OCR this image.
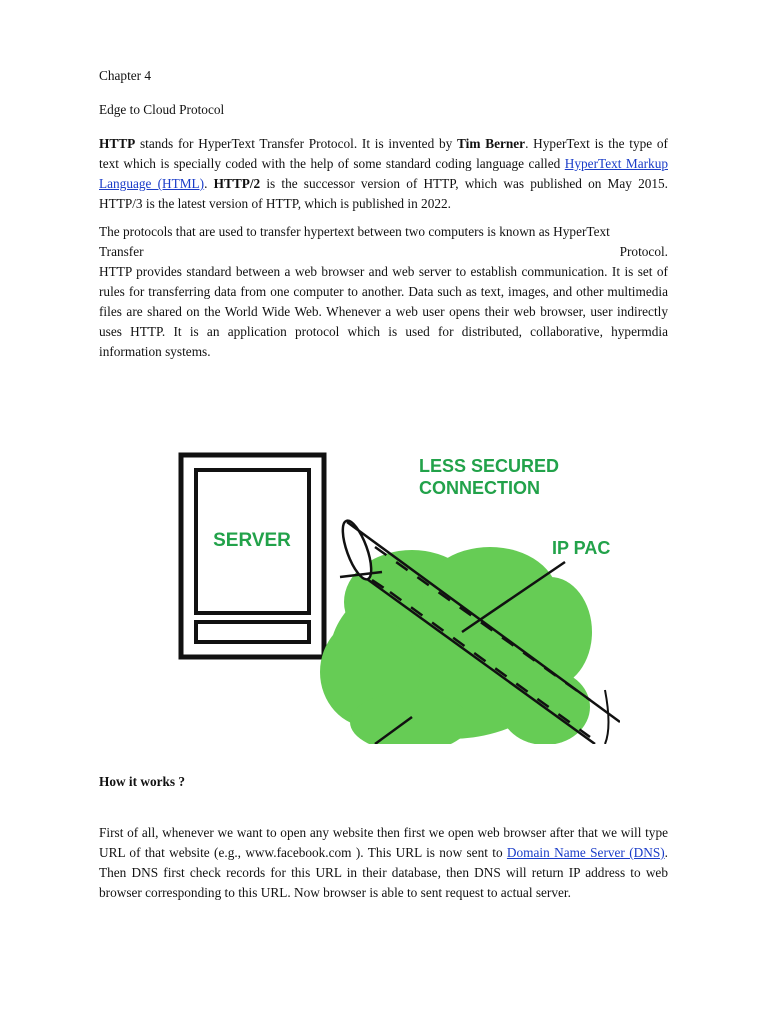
Chapter 4

Edge to Cloud Protocol

HTTP stands for HyperText Transfer Protocol. It is invented by Tim Berner. HyperText is the type of text which is specially coded with the help of some standard coding language called HyperText Markup Language (HTML). HTTP/2 is the successor version of HTTP, which was published on May 2015. HTTP/3 is the latest version of HTTP, which is published in 2022.

The protocols that are used to transfer hypertext between two computers is known as HyperText
Transfer	Protocol.

HTTP provides standard between a web browser and web server to establish communication. It is set of rules for transferring data from one computer to another. Data such as text, images, and other multimedia files are shared on the World Wide Web. Whenever a web user opens their web browser, user indirectly uses HTTP. It is an application protocol which is used for distributed, collaborative, hypermdia information systems.

SERVER
LESS SECURED
CONNECTION
IP PAC

How it works ?

First of all, whenever we want to open any website then first we open web browser after that we will type URL of that website (e.g., www.facebook.com ). This URL is now sent to Domain Name Server (DNS). Then DNS first check records for this URL in their database, then DNS will return IP address to web browser corresponding to this URL. Now browser is able to sent request to actual server.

**********

__What is asked__.
Write the lines above out again exactly, without any of their pictures.

__Output__.
OCR this image.
Chapter 4

Edge to Cloud Protocol

HTTP stands for HyperText Transfer Protocol. It is invented by Tim Berner. HyperText is the type of text which is specially coded with the help of some standard coding language called HyperText Markup Language (HTML). HTTP/2 is the successor version of HTTP, which was published on May 2015. HTTP/3 is the latest version of HTTP, which is published in 2022.

The protocols that are used to transfer hypertext between two computers is known as HyperText
Transfer	Protocol.

HTTP provides standard between a web browser and web server to establish communication. It is set of rules for transferring data from one computer to another. Data such as text, images, and other multimedia files are shared on the World Wide Web. Whenever a web user opens their web browser, user indirectly uses HTTP. It is an application protocol which is used for distributed, collaborative, hypermdia information systems.

SERVER
LESS SECURED
CONNECTION
IP PAC

How it works ?

First of all, whenever we want to open any website then first we open web browser after that we will type URL of that website (e.g., www.facebook.com ). This URL is now sent to Domain Name Server (DNS). Then DNS first check records for this URL in their database, then DNS will return IP address to web browser corresponding to this URL. Now browser is able to sent request to actual server.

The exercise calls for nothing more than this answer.